═════ Information supplied
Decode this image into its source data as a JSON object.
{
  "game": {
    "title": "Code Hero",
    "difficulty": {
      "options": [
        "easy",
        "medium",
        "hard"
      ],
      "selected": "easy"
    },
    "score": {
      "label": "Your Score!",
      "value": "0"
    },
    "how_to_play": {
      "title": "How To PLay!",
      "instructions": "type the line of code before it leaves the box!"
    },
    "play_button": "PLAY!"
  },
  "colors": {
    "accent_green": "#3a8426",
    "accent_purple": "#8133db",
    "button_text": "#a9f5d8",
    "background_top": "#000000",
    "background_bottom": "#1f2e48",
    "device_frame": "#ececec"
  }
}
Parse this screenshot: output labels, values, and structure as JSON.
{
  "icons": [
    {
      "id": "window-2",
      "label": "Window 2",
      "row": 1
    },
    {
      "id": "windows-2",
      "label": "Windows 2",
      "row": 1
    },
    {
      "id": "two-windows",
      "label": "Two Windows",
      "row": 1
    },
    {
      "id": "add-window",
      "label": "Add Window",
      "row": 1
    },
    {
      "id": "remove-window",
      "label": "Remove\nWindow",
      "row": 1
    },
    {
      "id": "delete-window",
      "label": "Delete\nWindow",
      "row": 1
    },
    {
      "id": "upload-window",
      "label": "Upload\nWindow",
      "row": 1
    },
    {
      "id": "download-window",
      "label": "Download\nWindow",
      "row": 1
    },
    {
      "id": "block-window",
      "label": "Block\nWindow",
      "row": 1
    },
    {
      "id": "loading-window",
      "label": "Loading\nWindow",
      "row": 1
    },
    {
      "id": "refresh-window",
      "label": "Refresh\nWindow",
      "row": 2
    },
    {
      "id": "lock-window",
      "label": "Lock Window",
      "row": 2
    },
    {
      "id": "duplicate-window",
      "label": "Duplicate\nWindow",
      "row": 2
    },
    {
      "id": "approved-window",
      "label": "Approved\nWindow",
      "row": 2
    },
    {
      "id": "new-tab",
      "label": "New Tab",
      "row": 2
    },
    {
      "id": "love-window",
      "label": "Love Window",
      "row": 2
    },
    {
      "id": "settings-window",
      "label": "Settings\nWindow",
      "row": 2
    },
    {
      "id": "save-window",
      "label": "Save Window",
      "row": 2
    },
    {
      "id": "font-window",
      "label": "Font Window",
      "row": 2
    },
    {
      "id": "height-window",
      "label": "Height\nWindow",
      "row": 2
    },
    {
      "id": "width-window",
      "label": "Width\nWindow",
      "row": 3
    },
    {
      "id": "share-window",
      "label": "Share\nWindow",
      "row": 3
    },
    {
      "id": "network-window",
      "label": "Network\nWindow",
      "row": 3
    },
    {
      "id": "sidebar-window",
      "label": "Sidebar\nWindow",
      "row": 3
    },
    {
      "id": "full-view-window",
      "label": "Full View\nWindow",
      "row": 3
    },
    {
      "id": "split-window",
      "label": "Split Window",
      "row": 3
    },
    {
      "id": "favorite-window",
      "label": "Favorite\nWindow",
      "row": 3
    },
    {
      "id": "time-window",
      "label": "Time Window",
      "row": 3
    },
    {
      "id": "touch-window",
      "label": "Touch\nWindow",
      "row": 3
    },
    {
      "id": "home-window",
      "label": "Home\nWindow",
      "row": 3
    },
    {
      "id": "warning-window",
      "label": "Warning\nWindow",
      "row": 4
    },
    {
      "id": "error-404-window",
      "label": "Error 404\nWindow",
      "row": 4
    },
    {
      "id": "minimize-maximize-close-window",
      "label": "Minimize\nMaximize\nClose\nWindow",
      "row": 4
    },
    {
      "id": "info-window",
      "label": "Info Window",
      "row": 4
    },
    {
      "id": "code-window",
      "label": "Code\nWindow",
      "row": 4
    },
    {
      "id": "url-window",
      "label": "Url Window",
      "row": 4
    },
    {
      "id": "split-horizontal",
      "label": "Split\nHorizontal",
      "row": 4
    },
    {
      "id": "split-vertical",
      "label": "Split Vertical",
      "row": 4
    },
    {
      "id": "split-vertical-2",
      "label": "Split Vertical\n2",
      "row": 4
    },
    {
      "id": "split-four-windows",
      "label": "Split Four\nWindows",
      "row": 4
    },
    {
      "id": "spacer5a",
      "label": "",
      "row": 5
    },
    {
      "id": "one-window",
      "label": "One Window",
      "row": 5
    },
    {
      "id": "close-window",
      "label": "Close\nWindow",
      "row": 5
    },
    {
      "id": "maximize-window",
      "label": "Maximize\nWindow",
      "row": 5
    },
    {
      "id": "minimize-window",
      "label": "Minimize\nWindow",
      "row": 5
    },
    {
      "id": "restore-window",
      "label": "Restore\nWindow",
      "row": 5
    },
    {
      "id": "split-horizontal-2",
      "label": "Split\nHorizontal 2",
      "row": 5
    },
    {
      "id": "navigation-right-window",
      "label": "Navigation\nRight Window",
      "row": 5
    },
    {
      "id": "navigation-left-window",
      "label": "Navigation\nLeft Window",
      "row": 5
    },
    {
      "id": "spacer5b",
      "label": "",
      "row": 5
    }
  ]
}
══════════
**What you need to do**
Copy each line of the data above without altering a single character.

**Task response**
Decode this image into its source data as a JSON object.
{
  "game": {
    "title": "Code Hero",
    "difficulty": {
      "options": [
        "easy",
        "medium",
        "hard"
      ],
      "selected": "easy"
    },
    "score": {
      "label": "Your Score!",
      "value": "0"
    },
    "how_to_play": {
      "title": "How To PLay!",
      "instructions": "type the line of code before it leaves the box!"
    },
    "play_button": "PLAY!"
  },
  "colors": {
    "accent_green": "#3a8426",
    "accent_purple": "#8133db",
    "button_text": "#a9f5d8",
    "background_top": "#000000",
    "background_bottom": "#1f2e48",
    "device_frame": "#ececec"
  }
}
Parse this screenshot: output labels, values, and structure as JSON.
{
  "icons": [
    {
      "id": "window-2",
      "label": "Window 2",
      "row": 1
    },
    {
      "id": "windows-2",
      "label": "Windows 2",
      "row": 1
    },
    {
      "id": "two-windows",
      "label": "Two Windows",
      "row": 1
    },
    {
      "id": "add-window",
      "label": "Add Window",
      "row": 1
    },
    {
      "id": "remove-window",
      "label": "Remove\nWindow",
      "row": 1
    },
    {
      "id": "delete-window",
      "label": "Delete\nWindow",
      "row": 1
    },
    {
      "id": "upload-window",
      "label": "Upload\nWindow",
      "row": 1
    },
    {
      "id": "download-window",
      "label": "Download\nWindow",
      "row": 1
    },
    {
      "id": "block-window",
      "label": "Block\nWindow",
      "row": 1
    },
    {
      "id": "loading-window",
      "label": "Loading\nWindow",
      "row": 1
    },
    {
      "id": "refresh-window",
      "label": "Refresh\nWindow",
      "row": 2
    },
    {
      "id": "lock-window",
      "label": "Lock Window",
      "row": 2
    },
    {
      "id": "duplicate-window",
      "label": "Duplicate\nWindow",
      "row": 2
    },
    {
      "id": "approved-window",
      "label": "Approved\nWindow",
      "row": 2
    },
    {
      "id": "new-tab",
      "label": "New Tab",
      "row": 2
    },
    {
      "id": "love-window",
      "label": "Love Window",
      "row": 2
    },
    {
      "id": "settings-window",
      "label": "Settings\nWindow",
      "row": 2
    },
    {
      "id": "save-window",
      "label": "Save Window",
      "row": 2
    },
    {
      "id": "font-window",
      "label": "Font Window",
      "row": 2
    },
    {
      "id": "height-window",
      "label": "Height\nWindow",
      "row": 2
    },
    {
      "id": "width-window",
      "label": "Width\nWindow",
      "row": 3
    },
    {
      "id": "share-window",
      "label": "Share\nWindow",
      "row": 3
    },
    {
      "id": "network-window",
      "label": "Network\nWindow",
      "row": 3
    },
    {
      "id": "sidebar-window",
      "label": "Sidebar\nWindow",
      "row": 3
    },
    {
      "id": "full-view-window",
      "label": "Full View\nWindow",
      "row": 3
    },
    {
      "id": "split-window",
      "label": "Split Window",
      "row": 3
    },
    {
      "id": "favorite-window",
      "label": "Favorite\nWindow",
      "row": 3
    },
    {
      "id": "time-window",
      "label": "Time Window",
      "row": 3
    },
    {
      "id": "touch-window",
      "label": "Touch\nWindow",
      "row": 3
    },
    {
      "id": "home-window",
      "label": "Home\nWindow",
      "row": 3
    },
    {
      "id": "warning-window",
      "label": "Warning\nWindow",
      "row": 4
    },
    {
      "id": "error-404-window",
      "label": "Error 404\nWindow",
      "row": 4
    },
    {
      "id": "minimize-maximize-close-window",
      "label": "Minimize\nMaximize\nClose\nWindow",
      "row": 4
    },
    {
      "id": "info-window",
      "label": "Info Window",
      "row": 4
    },
    {
      "id": "code-window",
      "label": "Code\nWindow",
      "row": 4
    },
    {
      "id": "url-window",
      "label": "Url Window",
      "row": 4
    },
    {
      "id": "split-horizontal",
      "label": "Split\nHorizontal",
      "row": 4
    },
    {
      "id": "split-vertical",
      "label": "Split Vertical",
      "row": 4
    },
    {
      "id": "split-vertical-2",
      "label": "Split Vertical\n2",
      "row": 4
    },
    {
      "id": "split-four-windows",
      "label": "Split Four\nWindows",
      "row": 4
    },
    {
      "id": "spacer5a",
      "label": "",
      "row": 5
    },
    {
      "id": "one-window",
      "label": "One Window",
      "row": 5
    },
    {
      "id": "close-window",
      "label": "Close\nWindow",
      "row": 5
    },
    {
      "id": "maximize-window",
      "label": "Maximize\nWindow",
      "row": 5
    },
    {
      "id": "minimize-window",
      "label": "Minimize\nWindow",
      "row": 5
    },
    {
      "id": "restore-window",
      "label": "Restore\nWindow",
      "row": 5
    },
    {
      "id": "split-horizontal-2",
      "label": "Split\nHorizontal 2",
      "row": 5
    },
    {
      "id": "navigation-right-window",
      "label": "Navigation\nRight Window",
      "row": 5
    },
    {
      "id": "navigation-left-window",
      "label": "Navigation\nLeft Window",
      "row": 5
    },
    {
      "id": "spacer5b",
      "label": "",
      "row": 5
    }
  ]
}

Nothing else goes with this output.